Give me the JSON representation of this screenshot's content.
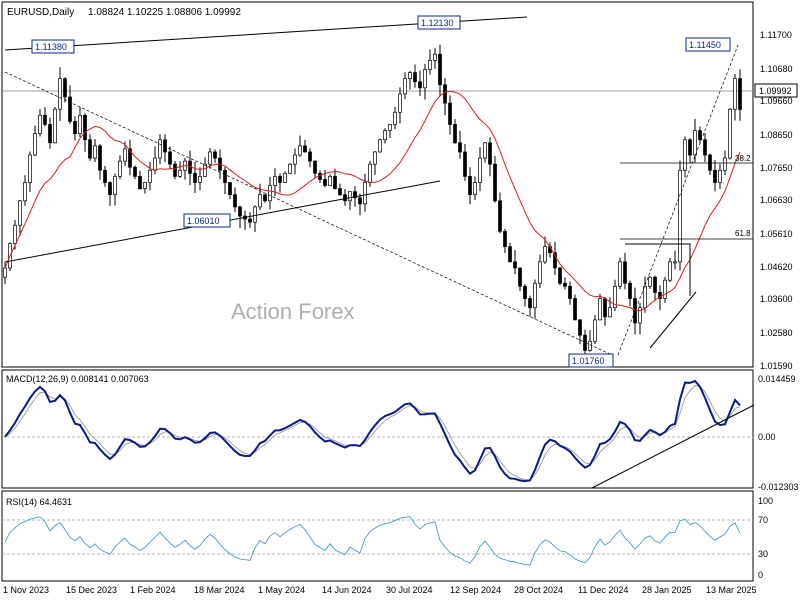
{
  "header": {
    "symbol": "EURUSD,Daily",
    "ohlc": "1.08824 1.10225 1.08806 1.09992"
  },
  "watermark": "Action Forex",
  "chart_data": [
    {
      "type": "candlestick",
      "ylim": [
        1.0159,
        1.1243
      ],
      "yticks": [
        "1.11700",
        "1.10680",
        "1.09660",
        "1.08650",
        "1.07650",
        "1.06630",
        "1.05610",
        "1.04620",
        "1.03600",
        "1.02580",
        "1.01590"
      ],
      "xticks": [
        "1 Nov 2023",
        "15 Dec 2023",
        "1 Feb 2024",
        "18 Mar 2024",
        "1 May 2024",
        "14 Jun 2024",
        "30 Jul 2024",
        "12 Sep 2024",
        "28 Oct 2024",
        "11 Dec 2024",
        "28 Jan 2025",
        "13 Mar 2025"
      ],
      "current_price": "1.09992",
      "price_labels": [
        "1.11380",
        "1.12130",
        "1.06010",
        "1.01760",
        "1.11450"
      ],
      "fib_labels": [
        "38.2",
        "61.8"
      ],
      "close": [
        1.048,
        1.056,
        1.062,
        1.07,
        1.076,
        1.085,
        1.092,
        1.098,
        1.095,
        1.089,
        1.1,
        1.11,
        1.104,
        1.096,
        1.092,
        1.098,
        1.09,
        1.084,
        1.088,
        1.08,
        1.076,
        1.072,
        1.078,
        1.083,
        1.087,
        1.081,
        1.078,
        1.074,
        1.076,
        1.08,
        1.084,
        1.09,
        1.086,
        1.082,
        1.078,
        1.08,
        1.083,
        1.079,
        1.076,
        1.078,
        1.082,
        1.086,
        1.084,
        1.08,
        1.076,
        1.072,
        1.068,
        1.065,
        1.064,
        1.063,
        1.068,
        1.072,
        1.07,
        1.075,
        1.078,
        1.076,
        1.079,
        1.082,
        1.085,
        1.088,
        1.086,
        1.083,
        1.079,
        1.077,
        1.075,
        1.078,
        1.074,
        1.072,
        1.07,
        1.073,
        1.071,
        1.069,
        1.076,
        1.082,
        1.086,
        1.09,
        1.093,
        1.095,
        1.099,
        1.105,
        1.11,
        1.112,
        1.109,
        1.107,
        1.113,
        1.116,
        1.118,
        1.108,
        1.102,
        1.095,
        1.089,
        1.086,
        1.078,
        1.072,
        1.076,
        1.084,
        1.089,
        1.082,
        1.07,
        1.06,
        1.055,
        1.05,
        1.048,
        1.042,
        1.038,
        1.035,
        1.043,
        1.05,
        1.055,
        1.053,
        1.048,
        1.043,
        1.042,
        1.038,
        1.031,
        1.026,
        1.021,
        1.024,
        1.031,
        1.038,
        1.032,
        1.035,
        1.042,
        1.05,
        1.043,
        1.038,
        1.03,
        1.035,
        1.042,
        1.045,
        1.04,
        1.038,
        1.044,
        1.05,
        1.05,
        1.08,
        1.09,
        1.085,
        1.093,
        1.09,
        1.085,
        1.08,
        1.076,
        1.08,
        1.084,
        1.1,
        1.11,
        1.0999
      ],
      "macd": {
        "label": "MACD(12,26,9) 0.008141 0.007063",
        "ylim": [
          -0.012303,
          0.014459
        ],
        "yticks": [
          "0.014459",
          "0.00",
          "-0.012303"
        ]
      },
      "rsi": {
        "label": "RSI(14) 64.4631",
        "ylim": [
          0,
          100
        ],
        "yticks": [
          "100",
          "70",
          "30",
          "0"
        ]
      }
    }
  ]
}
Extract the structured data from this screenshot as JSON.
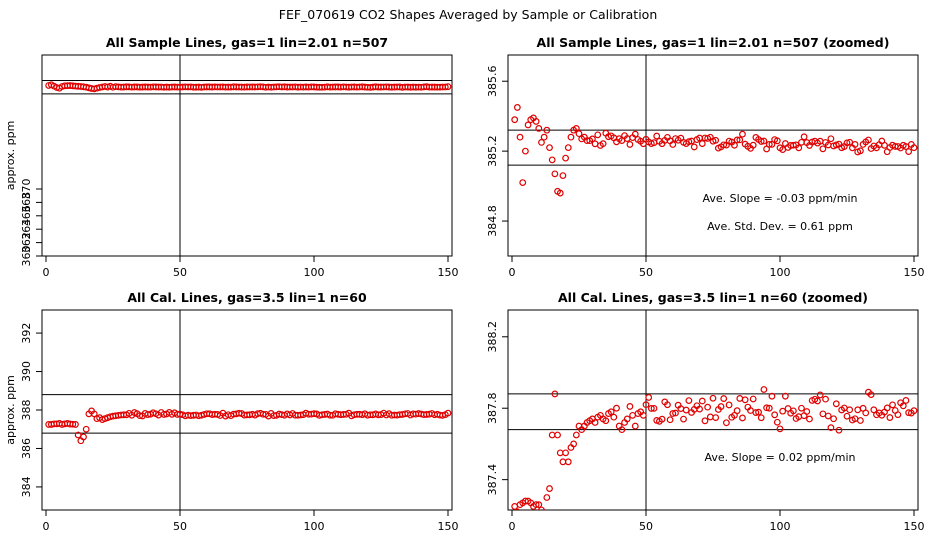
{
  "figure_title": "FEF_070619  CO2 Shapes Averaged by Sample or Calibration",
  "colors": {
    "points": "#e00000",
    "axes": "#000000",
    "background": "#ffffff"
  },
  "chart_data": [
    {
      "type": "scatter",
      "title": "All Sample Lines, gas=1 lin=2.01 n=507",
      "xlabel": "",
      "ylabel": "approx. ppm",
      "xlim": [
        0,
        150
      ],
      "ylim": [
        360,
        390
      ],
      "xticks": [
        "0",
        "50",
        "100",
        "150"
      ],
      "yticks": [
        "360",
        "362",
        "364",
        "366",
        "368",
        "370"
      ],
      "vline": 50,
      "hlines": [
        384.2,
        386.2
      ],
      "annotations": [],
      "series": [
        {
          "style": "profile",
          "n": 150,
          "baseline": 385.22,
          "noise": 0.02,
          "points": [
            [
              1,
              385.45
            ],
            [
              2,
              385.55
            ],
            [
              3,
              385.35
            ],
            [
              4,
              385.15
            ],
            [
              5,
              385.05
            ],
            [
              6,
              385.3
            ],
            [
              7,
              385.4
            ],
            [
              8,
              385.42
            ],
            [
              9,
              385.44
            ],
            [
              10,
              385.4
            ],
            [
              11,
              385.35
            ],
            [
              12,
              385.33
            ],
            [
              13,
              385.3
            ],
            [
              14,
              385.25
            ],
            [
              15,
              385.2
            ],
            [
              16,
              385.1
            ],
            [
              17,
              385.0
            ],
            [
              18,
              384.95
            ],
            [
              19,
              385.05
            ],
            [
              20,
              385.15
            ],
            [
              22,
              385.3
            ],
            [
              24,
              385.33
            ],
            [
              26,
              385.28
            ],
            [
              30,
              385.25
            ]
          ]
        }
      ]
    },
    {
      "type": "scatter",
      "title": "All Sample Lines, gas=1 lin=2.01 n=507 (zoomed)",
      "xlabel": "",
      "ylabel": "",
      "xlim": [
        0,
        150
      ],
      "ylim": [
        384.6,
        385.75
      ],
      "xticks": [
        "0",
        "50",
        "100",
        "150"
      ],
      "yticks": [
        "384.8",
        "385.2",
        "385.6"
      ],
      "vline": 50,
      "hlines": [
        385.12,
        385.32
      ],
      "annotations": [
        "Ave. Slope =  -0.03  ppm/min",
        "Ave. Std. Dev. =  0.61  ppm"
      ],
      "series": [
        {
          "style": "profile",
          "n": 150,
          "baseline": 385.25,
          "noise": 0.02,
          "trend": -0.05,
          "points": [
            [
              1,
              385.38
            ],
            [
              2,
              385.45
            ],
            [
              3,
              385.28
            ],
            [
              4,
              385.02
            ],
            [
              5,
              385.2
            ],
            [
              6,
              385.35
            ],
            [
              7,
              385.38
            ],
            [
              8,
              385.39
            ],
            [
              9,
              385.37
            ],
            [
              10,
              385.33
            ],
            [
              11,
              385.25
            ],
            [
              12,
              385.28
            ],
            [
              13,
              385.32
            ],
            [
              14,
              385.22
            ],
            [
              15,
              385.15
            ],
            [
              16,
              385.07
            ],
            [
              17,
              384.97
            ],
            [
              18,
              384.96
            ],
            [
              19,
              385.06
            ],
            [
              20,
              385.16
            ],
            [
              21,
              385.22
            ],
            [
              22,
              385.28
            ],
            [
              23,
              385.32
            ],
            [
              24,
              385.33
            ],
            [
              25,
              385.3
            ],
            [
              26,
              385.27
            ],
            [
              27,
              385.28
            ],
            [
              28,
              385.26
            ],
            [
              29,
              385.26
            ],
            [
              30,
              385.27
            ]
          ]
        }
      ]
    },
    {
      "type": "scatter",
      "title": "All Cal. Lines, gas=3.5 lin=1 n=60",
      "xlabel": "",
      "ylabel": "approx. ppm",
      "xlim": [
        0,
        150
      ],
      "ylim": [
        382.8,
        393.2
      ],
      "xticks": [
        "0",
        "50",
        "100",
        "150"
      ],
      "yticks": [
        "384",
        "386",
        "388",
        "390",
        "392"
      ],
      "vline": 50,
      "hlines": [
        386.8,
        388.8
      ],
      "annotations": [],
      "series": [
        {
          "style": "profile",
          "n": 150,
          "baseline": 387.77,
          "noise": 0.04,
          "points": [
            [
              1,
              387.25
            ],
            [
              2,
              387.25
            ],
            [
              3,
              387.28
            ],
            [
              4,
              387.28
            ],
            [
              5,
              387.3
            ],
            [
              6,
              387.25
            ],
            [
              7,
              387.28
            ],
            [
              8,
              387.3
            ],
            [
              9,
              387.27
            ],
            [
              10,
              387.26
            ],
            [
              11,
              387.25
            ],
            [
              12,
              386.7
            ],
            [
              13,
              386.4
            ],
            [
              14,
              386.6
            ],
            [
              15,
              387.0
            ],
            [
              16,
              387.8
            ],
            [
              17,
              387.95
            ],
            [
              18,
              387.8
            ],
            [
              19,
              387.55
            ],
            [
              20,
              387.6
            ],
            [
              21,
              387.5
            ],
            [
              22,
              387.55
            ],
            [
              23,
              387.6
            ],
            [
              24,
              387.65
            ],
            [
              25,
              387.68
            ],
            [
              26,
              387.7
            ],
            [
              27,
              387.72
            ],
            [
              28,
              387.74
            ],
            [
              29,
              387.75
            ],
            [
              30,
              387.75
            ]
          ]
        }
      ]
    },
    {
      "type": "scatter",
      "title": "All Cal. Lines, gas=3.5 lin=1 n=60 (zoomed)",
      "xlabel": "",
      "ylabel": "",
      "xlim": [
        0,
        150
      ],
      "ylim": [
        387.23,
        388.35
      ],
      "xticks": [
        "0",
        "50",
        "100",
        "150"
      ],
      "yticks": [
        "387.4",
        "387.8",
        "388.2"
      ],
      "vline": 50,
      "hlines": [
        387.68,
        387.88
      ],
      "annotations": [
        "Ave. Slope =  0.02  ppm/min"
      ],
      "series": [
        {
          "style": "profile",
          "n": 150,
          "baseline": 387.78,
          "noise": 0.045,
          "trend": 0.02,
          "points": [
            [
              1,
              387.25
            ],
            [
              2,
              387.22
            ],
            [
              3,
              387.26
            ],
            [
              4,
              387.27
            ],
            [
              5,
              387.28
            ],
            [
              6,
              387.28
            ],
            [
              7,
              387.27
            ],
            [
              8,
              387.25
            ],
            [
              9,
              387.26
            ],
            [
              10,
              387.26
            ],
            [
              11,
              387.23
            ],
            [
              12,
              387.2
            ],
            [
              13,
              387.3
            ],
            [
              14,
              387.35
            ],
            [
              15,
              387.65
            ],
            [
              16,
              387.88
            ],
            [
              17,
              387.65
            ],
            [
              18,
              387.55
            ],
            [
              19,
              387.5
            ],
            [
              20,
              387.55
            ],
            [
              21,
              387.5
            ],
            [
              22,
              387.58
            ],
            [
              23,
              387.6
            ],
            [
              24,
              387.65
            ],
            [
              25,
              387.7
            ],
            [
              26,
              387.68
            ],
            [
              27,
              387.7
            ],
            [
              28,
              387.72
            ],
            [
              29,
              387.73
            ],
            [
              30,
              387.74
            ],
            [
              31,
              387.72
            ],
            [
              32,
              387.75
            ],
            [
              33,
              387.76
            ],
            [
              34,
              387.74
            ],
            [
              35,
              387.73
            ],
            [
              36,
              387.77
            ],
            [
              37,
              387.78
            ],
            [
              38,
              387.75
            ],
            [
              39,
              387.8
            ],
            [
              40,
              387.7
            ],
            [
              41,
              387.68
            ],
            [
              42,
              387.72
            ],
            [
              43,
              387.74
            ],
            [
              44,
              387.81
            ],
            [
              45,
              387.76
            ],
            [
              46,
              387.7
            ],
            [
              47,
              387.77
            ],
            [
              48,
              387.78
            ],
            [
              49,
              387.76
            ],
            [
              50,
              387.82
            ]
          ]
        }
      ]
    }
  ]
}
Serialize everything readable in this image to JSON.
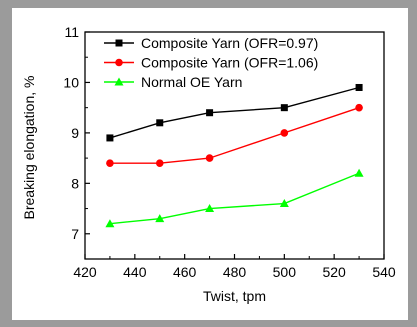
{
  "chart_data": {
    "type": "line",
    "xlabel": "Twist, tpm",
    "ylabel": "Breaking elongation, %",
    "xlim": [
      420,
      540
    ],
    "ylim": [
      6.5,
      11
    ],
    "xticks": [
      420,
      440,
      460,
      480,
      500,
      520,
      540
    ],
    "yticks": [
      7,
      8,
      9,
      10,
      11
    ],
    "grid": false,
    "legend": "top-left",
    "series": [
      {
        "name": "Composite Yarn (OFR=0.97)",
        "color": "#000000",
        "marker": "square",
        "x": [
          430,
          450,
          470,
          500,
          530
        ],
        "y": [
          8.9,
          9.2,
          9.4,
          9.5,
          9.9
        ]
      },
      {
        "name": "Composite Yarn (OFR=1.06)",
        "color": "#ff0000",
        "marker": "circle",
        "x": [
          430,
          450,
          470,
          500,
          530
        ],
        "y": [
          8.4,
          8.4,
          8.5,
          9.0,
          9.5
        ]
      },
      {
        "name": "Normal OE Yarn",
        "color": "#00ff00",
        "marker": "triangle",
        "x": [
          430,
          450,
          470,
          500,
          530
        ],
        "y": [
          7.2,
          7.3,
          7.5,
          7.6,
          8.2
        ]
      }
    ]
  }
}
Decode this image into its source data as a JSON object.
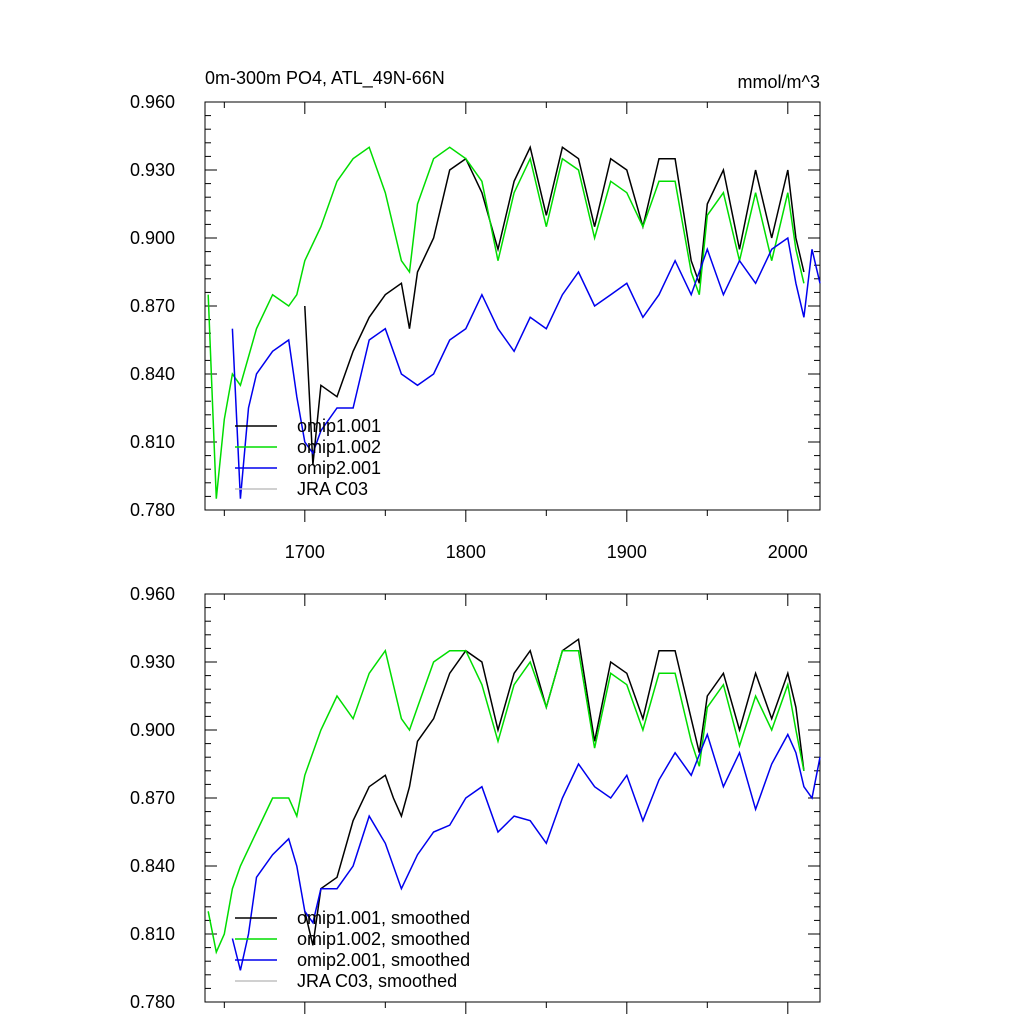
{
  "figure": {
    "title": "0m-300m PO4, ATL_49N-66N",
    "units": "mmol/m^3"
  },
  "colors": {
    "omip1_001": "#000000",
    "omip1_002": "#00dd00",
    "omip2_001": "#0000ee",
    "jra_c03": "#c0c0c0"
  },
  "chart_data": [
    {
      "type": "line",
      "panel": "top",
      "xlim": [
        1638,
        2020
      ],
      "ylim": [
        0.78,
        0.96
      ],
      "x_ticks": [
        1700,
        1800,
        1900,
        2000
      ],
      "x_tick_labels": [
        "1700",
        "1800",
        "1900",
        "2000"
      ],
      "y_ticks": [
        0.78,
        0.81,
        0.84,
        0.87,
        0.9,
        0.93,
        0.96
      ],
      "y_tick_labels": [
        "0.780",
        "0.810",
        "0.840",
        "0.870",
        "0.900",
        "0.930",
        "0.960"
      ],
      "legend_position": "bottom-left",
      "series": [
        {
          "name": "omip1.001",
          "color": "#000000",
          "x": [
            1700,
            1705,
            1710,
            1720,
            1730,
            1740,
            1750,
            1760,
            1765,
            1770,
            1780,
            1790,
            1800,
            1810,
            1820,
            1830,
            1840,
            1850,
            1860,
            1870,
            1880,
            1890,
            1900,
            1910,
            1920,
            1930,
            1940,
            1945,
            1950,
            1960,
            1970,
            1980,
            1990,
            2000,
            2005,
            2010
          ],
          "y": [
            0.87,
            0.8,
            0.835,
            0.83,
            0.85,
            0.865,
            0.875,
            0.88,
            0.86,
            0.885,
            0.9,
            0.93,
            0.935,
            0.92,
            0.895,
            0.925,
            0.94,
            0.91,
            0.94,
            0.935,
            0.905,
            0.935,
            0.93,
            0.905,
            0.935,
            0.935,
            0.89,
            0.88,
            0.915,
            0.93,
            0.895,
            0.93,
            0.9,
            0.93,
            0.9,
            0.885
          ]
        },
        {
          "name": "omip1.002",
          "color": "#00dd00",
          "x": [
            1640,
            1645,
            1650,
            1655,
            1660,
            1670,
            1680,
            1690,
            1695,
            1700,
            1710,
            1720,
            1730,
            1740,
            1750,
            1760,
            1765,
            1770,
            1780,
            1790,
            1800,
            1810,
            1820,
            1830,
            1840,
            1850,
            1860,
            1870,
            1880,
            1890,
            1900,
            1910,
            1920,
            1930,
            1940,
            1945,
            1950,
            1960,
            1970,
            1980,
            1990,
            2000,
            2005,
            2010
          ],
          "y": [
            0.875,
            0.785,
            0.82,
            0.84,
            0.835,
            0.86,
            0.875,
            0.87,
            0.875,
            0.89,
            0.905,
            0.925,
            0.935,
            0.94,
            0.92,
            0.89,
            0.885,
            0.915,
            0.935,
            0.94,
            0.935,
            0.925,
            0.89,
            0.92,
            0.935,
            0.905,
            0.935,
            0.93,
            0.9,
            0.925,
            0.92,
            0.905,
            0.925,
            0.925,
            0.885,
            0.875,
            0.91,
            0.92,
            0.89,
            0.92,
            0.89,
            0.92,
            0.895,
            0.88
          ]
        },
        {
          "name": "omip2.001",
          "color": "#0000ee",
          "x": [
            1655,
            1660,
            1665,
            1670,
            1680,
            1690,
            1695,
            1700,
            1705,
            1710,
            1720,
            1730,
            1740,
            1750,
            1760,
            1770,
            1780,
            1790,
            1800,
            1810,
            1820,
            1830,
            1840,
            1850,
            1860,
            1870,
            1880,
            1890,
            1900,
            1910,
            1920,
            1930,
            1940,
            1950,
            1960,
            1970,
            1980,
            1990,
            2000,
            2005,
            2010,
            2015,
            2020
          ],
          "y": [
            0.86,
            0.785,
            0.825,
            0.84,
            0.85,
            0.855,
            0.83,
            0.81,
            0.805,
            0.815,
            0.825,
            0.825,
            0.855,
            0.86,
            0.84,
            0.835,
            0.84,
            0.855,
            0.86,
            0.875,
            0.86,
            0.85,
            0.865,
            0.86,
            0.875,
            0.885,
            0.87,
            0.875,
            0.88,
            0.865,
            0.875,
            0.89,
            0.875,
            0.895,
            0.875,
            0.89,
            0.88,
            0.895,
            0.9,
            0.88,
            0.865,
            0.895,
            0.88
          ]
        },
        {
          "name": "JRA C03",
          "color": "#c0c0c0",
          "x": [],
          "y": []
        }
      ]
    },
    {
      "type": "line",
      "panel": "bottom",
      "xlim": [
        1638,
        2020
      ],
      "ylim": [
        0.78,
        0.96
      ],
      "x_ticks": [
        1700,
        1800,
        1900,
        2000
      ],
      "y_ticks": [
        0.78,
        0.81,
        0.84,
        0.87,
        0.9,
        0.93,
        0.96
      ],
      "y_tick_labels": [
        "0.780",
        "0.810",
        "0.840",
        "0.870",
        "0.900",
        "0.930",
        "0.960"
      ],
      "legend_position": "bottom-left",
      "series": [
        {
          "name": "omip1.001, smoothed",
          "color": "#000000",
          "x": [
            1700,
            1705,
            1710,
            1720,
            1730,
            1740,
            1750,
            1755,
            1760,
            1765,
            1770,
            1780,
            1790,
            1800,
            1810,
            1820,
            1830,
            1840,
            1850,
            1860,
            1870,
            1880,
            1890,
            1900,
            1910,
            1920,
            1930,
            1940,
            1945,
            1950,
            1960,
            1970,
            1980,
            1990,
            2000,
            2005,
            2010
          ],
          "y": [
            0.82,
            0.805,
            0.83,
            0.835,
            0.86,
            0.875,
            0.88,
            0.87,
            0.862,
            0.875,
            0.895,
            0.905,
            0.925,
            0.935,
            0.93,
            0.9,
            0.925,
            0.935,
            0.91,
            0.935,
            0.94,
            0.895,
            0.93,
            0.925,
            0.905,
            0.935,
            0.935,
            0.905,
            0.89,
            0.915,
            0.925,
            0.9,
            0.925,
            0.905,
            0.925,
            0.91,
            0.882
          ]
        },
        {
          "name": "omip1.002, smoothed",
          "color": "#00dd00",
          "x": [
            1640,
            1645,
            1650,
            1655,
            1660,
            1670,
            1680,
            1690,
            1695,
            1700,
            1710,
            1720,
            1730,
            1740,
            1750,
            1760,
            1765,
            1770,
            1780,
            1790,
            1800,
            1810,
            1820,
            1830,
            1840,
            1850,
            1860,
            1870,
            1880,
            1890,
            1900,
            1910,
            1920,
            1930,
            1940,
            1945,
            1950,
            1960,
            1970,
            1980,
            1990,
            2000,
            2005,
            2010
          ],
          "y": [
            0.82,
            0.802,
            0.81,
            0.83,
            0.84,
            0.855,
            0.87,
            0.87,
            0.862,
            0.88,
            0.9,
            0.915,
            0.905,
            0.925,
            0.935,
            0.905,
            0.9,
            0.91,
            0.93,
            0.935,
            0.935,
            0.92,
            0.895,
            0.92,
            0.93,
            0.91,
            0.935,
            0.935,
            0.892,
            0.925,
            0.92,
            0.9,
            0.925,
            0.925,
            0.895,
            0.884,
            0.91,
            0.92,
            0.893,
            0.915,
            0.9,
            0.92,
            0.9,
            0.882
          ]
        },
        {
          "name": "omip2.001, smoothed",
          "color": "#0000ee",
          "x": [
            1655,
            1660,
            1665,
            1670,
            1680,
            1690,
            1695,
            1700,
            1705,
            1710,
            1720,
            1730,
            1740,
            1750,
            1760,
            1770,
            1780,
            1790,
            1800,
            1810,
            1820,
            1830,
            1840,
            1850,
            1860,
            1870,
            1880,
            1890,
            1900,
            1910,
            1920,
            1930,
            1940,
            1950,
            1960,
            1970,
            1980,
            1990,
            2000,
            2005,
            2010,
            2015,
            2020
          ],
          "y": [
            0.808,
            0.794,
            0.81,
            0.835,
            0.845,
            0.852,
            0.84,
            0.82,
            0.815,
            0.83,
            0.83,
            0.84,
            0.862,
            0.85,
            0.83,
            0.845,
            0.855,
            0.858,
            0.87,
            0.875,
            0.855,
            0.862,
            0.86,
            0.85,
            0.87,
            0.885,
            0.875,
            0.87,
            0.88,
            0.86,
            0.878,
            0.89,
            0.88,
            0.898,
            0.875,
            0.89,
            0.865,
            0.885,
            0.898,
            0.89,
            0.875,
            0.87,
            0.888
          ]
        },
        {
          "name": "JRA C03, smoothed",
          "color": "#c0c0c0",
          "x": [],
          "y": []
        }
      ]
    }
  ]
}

• _What this task involves_
Each line of the material above either contains the word "image" or does not; state how many do, and nothing else.

• _Answer below_
2